▸ Stated task
Retype all the records with nothing changed.

▸ Records for processing
═══

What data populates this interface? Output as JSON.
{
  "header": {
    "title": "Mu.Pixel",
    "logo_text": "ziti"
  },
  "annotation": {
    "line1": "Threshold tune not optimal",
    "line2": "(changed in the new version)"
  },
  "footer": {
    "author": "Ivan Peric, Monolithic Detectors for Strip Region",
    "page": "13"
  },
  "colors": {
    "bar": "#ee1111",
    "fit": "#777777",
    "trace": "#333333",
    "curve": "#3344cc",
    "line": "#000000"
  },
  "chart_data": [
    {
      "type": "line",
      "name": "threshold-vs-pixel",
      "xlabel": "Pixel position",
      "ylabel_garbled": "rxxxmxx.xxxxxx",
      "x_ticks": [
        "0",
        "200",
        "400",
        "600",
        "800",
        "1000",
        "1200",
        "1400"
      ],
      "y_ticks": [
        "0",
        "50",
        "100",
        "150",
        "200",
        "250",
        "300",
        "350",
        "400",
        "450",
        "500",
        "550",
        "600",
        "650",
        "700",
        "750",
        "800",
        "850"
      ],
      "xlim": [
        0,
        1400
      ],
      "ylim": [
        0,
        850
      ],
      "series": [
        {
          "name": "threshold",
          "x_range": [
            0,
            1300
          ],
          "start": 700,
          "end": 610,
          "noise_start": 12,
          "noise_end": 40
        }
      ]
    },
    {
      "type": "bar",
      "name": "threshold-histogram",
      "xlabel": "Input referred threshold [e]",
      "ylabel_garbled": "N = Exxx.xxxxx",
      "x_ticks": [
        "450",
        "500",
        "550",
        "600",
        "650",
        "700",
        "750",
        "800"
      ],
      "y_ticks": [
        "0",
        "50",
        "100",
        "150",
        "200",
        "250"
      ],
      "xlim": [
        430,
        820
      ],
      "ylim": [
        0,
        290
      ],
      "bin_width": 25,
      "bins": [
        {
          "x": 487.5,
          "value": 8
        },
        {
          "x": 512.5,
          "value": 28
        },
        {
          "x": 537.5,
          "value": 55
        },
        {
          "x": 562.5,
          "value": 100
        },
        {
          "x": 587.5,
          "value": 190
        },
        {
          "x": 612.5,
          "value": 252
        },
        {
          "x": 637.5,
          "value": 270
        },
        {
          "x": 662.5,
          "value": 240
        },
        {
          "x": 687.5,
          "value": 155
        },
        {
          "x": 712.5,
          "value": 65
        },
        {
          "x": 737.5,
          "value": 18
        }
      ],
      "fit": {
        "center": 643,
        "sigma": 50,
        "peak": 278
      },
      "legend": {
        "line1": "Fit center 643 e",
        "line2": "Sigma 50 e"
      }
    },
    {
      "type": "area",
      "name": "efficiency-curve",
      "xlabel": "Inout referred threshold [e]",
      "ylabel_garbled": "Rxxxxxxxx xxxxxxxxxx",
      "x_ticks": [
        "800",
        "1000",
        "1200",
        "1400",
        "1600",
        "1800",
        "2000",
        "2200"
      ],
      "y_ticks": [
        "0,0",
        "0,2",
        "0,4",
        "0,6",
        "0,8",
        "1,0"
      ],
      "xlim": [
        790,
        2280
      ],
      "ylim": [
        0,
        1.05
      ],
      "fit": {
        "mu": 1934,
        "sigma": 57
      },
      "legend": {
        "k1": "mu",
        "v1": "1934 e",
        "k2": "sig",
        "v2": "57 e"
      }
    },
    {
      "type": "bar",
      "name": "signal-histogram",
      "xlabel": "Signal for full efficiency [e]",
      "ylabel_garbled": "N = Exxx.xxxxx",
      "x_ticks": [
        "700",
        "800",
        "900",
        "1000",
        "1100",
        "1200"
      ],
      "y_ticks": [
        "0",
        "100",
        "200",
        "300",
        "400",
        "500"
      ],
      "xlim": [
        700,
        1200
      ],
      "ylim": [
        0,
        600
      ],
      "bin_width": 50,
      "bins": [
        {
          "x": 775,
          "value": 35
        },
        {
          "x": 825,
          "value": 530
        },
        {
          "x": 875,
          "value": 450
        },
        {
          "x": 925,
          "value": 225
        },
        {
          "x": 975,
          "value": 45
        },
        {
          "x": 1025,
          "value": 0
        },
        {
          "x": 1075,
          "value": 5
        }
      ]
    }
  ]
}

═══

▸ Written reply
What data populates this interface? Output as JSON.
{
  "header": {
    "title": "Mu.Pixel",
    "logo_text": "ziti"
  },
  "annotation": {
    "line1": "Threshold tune not optimal",
    "line2": "(changed in the new version)"
  },
  "footer": {
    "author": "Ivan Peric, Monolithic Detectors for Strip Region",
    "page": "13"
  },
  "colors": {
    "bar": "#ee1111",
    "fit": "#777777",
    "trace": "#333333",
    "curve": "#3344cc",
    "line": "#000000"
  },
  "chart_data": [
    {
      "type": "line",
      "name": "threshold-vs-pixel",
      "xlabel": "Pixel position",
      "ylabel_garbled": "rxxxmxx.xxxxxx",
      "x_ticks": [
        "0",
        "200",
        "400",
        "600",
        "800",
        "1000",
        "1200",
        "1400"
      ],
      "y_ticks": [
        "0",
        "50",
        "100",
        "150",
        "200",
        "250",
        "300",
        "350",
        "400",
        "450",
        "500",
        "550",
        "600",
        "650",
        "700",
        "750",
        "800",
        "850"
      ],
      "xlim": [
        0,
        1400
      ],
      "ylim": [
        0,
        850
      ],
      "series": [
        {
          "name": "threshold",
          "x_range": [
            0,
            1300
          ],
          "start": 700,
          "end": 610,
          "noise_start": 12,
          "noise_end": 40
        }
      ]
    },
    {
      "type": "bar",
      "name": "threshold-histogram",
      "xlabel": "Input referred threshold [e]",
      "ylabel_garbled": "N = Exxx.xxxxx",
      "x_ticks": [
        "450",
        "500",
        "550",
        "600",
        "650",
        "700",
        "750",
        "800"
      ],
      "y_ticks": [
        "0",
        "50",
        "100",
        "150",
        "200",
        "250"
      ],
      "xlim": [
        430,
        820
      ],
      "ylim": [
        0,
        290
      ],
      "bin_width": 25,
      "bins": [
        {
          "x": 487.5,
          "value": 8
        },
        {
          "x": 512.5,
          "value": 28
        },
        {
          "x": 537.5,
          "value": 55
        },
        {
          "x": 562.5,
          "value": 100
        },
        {
          "x": 587.5,
          "value": 190
        },
        {
          "x": 612.5,
          "value": 252
        },
        {
          "x": 637.5,
          "value": 270
        },
        {
          "x": 662.5,
          "value": 240
        },
        {
          "x": 687.5,
          "value": 155
        },
        {
          "x": 712.5,
          "value": 65
        },
        {
          "x": 737.5,
          "value": 18
        }
      ],
      "fit": {
        "center": 643,
        "sigma": 50,
        "peak": 278
      },
      "legend": {
        "line1": "Fit center 643 e",
        "line2": "Sigma 50 e"
      }
    },
    {
      "type": "area",
      "name": "efficiency-curve",
      "xlabel": "Inout referred threshold [e]",
      "ylabel_garbled": "Rxxxxxxxx xxxxxxxxxx",
      "x_ticks": [
        "800",
        "1000",
        "1200",
        "1400",
        "1600",
        "1800",
        "2000",
        "2200"
      ],
      "y_ticks": [
        "0,0",
        "0,2",
        "0,4",
        "0,6",
        "0,8",
        "1,0"
      ],
      "xlim": [
        790,
        2280
      ],
      "ylim": [
        0,
        1.05
      ],
      "fit": {
        "mu": 1934,
        "sigma": 57
      },
      "legend": {
        "k1": "mu",
        "v1": "1934 e",
        "k2": "sig",
        "v2": "57 e"
      }
    },
    {
      "type": "bar",
      "name": "signal-histogram",
      "xlabel": "Signal for full efficiency [e]",
      "ylabel_garbled": "N = Exxx.xxxxx",
      "x_ticks": [
        "700",
        "800",
        "900",
        "1000",
        "1100",
        "1200"
      ],
      "y_ticks": [
        "0",
        "100",
        "200",
        "300",
        "400",
        "500"
      ],
      "xlim": [
        700,
        1200
      ],
      "ylim": [
        0,
        600
      ],
      "bin_width": 50,
      "bins": [
        {
          "x": 775,
          "value": 35
        },
        {
          "x": 825,
          "value": 530
        },
        {
          "x": 875,
          "value": 450
        },
        {
          "x": 925,
          "value": 225
        },
        {
          "x": 975,
          "value": 45
        },
        {
          "x": 1025,
          "value": 0
        },
        {
          "x": 1075,
          "value": 5
        }
      ]
    }
  ]
}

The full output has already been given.